> _Your task_
Would you restate, exactly as they appear, the lines from the one containing "Output the underlying" through the end of the data below?

> _Data supplied_

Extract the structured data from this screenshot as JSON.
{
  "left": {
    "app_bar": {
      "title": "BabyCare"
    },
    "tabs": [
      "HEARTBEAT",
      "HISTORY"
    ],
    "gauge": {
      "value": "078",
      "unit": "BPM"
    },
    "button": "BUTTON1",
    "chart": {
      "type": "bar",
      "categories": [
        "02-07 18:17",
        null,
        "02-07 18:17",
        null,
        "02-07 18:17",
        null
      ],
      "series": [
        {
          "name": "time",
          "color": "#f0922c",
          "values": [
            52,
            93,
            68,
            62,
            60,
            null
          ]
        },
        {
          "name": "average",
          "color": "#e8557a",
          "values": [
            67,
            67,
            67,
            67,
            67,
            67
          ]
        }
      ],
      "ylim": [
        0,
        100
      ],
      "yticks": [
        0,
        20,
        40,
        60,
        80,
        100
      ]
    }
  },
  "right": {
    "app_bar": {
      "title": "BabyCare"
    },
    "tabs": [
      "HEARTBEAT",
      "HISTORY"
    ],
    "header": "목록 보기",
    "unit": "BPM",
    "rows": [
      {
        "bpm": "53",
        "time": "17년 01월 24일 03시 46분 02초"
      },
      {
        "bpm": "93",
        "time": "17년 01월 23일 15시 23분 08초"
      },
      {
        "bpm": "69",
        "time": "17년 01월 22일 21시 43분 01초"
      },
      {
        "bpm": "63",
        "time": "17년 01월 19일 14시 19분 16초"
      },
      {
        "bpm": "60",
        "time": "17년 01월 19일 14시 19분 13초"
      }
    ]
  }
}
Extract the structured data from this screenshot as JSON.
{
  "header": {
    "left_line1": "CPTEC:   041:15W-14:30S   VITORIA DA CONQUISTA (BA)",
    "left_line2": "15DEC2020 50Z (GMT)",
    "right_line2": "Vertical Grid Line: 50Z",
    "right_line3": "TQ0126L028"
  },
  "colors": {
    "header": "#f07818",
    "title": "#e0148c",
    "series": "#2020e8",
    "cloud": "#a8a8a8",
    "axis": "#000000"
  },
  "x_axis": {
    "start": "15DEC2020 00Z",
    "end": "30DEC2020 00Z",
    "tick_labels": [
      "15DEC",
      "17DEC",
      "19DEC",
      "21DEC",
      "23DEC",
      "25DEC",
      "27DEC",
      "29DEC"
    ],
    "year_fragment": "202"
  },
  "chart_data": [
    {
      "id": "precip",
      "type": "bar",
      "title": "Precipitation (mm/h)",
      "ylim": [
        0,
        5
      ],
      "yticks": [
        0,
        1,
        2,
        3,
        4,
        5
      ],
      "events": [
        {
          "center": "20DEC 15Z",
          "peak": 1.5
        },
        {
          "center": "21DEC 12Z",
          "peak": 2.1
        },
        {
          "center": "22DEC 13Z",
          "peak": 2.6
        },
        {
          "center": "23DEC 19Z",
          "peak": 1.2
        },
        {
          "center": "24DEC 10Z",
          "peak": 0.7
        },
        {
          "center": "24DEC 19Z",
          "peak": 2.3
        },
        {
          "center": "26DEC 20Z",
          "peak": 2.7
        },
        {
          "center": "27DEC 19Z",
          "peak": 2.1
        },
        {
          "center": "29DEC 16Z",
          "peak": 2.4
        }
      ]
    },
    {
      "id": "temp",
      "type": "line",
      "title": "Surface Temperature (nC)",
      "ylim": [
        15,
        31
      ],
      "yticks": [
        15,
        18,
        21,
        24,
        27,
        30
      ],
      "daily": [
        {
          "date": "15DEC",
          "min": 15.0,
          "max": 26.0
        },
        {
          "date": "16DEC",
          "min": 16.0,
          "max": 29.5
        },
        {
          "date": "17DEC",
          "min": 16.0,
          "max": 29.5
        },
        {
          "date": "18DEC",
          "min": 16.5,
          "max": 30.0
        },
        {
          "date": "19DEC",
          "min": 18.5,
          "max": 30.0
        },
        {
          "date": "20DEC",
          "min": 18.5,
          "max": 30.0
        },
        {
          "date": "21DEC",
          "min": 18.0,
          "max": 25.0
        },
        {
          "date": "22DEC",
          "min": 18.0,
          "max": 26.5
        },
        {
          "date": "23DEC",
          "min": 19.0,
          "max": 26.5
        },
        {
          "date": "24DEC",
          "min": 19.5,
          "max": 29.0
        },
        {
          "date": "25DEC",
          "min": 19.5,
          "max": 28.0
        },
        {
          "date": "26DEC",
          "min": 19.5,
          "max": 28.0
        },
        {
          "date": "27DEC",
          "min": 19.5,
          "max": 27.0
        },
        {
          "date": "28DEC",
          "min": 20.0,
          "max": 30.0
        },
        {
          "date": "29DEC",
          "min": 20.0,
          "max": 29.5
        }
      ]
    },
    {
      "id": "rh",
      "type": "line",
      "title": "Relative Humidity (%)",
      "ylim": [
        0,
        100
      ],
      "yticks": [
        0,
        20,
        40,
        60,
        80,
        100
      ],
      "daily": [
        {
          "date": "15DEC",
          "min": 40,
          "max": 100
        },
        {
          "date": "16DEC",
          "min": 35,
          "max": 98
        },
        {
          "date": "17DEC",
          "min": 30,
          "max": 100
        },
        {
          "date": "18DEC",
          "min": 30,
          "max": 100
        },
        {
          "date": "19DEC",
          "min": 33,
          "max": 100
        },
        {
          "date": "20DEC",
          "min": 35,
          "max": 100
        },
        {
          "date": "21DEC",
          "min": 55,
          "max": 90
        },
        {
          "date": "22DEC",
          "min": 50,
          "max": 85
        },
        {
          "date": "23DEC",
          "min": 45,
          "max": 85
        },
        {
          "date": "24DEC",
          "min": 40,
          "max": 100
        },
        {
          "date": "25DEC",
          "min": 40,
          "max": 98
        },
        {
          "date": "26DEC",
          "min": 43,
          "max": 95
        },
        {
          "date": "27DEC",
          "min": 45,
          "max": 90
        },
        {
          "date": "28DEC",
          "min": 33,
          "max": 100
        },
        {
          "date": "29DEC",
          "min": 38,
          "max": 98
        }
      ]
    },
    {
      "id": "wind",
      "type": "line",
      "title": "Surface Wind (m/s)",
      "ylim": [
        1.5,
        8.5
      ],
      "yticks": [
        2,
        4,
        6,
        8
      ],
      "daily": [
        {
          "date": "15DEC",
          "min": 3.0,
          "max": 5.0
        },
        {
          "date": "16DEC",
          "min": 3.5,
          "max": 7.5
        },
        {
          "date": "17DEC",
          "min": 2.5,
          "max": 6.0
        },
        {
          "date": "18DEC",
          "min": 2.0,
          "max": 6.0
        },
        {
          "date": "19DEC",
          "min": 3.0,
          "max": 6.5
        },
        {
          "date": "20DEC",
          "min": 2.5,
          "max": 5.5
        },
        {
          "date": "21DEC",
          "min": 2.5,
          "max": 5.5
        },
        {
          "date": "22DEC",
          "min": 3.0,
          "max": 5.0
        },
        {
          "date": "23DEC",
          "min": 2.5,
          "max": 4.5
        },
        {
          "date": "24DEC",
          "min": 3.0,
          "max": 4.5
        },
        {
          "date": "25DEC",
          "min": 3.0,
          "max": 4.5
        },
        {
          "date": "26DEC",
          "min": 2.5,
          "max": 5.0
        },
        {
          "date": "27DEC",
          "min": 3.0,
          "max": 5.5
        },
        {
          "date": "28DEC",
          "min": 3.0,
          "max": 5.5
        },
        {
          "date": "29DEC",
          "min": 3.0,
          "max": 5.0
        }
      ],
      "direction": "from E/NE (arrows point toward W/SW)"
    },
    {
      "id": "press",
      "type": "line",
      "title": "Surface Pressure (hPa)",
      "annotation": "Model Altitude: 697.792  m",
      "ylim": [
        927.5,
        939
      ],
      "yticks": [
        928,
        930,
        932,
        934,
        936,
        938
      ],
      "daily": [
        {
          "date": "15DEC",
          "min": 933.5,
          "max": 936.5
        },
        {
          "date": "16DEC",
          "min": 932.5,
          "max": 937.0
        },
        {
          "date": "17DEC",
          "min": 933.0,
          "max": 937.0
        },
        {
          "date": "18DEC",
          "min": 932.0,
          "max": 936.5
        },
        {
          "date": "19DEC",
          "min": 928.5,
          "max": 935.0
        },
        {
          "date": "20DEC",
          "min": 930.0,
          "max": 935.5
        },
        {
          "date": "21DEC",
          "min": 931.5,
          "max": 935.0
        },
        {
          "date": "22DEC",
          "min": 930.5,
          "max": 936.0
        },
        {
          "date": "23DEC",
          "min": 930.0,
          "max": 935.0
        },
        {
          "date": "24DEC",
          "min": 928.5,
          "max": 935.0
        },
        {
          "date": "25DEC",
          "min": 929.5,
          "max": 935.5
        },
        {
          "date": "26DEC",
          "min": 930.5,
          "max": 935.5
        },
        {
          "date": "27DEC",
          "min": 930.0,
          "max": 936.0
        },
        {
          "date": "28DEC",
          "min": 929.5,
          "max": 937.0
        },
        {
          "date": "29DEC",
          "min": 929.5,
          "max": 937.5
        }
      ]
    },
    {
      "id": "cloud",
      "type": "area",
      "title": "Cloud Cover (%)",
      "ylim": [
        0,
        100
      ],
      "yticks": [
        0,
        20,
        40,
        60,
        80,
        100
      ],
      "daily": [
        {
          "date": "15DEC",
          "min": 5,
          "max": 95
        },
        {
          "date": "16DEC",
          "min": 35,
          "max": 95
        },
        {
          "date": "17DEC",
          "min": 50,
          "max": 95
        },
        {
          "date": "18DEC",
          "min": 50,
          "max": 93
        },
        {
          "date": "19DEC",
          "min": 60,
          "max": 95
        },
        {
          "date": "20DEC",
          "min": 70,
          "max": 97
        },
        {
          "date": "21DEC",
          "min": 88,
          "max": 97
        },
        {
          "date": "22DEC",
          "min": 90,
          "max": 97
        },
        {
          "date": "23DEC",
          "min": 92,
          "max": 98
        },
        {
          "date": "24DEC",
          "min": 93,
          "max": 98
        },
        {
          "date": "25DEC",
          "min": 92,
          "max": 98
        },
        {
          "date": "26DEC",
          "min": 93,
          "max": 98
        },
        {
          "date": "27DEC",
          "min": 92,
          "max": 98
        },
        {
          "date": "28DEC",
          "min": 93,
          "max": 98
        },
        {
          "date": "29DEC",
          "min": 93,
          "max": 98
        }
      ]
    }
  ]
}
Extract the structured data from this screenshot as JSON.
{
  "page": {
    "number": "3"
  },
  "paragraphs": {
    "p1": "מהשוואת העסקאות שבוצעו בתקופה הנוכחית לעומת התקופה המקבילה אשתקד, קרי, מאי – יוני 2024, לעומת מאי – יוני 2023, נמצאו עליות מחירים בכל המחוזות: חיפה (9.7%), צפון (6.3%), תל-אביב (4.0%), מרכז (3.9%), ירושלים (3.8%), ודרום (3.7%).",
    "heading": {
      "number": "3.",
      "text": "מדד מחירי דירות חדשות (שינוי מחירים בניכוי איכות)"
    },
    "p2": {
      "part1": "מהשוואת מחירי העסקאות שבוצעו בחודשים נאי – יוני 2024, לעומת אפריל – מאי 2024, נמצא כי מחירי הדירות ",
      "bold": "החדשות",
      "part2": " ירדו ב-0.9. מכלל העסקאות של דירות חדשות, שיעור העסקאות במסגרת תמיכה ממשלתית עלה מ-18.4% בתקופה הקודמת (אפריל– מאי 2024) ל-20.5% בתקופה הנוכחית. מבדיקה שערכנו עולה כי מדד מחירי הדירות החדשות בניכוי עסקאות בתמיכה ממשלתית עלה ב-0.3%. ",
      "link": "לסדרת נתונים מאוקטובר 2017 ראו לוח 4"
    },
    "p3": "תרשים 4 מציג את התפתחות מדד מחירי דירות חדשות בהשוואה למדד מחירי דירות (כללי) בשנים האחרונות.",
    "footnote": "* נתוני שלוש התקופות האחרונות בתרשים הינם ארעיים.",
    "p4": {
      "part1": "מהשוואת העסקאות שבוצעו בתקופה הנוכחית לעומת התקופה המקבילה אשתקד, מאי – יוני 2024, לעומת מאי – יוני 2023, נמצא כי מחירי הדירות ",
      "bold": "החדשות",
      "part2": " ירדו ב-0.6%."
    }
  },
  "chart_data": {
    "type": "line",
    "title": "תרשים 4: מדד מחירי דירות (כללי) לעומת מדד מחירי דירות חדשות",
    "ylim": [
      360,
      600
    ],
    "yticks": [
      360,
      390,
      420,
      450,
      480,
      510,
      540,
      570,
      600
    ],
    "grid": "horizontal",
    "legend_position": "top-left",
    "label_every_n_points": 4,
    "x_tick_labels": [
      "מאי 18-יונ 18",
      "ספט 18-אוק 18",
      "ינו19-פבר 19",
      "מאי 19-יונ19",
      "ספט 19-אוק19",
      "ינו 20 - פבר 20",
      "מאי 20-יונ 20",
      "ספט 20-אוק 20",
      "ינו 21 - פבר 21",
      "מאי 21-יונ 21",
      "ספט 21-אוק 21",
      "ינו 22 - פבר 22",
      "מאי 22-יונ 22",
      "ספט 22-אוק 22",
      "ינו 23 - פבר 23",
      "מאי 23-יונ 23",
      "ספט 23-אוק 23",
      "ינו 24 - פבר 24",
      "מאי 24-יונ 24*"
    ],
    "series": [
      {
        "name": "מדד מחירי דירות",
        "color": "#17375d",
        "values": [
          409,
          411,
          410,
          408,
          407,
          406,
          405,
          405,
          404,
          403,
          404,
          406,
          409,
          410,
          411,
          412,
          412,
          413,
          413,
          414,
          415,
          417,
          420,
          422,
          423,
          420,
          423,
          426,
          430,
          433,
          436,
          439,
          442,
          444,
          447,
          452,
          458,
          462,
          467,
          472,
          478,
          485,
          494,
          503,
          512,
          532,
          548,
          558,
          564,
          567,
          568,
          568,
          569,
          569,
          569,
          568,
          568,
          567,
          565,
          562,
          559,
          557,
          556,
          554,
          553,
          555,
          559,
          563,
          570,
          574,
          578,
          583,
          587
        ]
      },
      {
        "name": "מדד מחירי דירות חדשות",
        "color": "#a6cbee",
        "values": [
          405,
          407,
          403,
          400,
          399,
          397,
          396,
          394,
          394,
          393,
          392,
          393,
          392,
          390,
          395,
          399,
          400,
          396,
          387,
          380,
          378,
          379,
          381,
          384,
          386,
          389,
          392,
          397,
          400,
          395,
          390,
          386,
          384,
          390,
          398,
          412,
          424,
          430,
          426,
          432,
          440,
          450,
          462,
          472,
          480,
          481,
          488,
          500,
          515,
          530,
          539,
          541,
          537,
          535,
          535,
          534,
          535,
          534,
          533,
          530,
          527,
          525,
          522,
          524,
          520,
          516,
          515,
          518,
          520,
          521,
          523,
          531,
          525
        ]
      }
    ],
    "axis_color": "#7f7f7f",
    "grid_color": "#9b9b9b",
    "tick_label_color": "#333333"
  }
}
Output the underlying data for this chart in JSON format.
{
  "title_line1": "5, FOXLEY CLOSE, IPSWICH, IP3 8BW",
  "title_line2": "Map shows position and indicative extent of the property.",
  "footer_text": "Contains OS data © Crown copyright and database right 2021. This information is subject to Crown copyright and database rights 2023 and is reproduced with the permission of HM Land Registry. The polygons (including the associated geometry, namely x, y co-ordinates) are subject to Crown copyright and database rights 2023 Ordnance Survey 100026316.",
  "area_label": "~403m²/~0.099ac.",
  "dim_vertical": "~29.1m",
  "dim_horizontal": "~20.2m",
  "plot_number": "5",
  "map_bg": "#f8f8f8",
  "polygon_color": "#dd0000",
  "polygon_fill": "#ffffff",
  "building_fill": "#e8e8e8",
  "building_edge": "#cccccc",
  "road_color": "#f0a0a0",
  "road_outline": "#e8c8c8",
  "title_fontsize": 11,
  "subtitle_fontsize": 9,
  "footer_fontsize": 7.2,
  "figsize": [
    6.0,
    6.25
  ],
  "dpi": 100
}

> _Exercise output_
Output the underlying data for this chart in JSON format.
{
  "title_line1": "5, FOXLEY CLOSE, IPSWICH, IP3 8BW",
  "title_line2": "Map shows position and indicative extent of the property.",
  "footer_text": "Contains OS data © Crown copyright and database right 2021. This information is subject to Crown copyright and database rights 2023 and is reproduced with the permission of HM Land Registry. The polygons (including the associated geometry, namely x, y co-ordinates) are subject to Crown copyright and database rights 2023 Ordnance Survey 100026316.",
  "area_label": "~403m²/~0.099ac.",
  "dim_vertical": "~29.1m",
  "dim_horizontal": "~20.2m",
  "plot_number": "5",
  "map_bg": "#f8f8f8",
  "polygon_color": "#dd0000",
  "polygon_fill": "#ffffff",
  "building_fill": "#e8e8e8",
  "building_edge": "#cccccc",
  "road_color": "#f0a0a0",
  "road_outline": "#e8c8c8",
  "title_fontsize": 11,
  "subtitle_fontsize": 9,
  "footer_fontsize": 7.2,
  "figsize": [
    6.0,
    6.25
  ],
  "dpi": 100
}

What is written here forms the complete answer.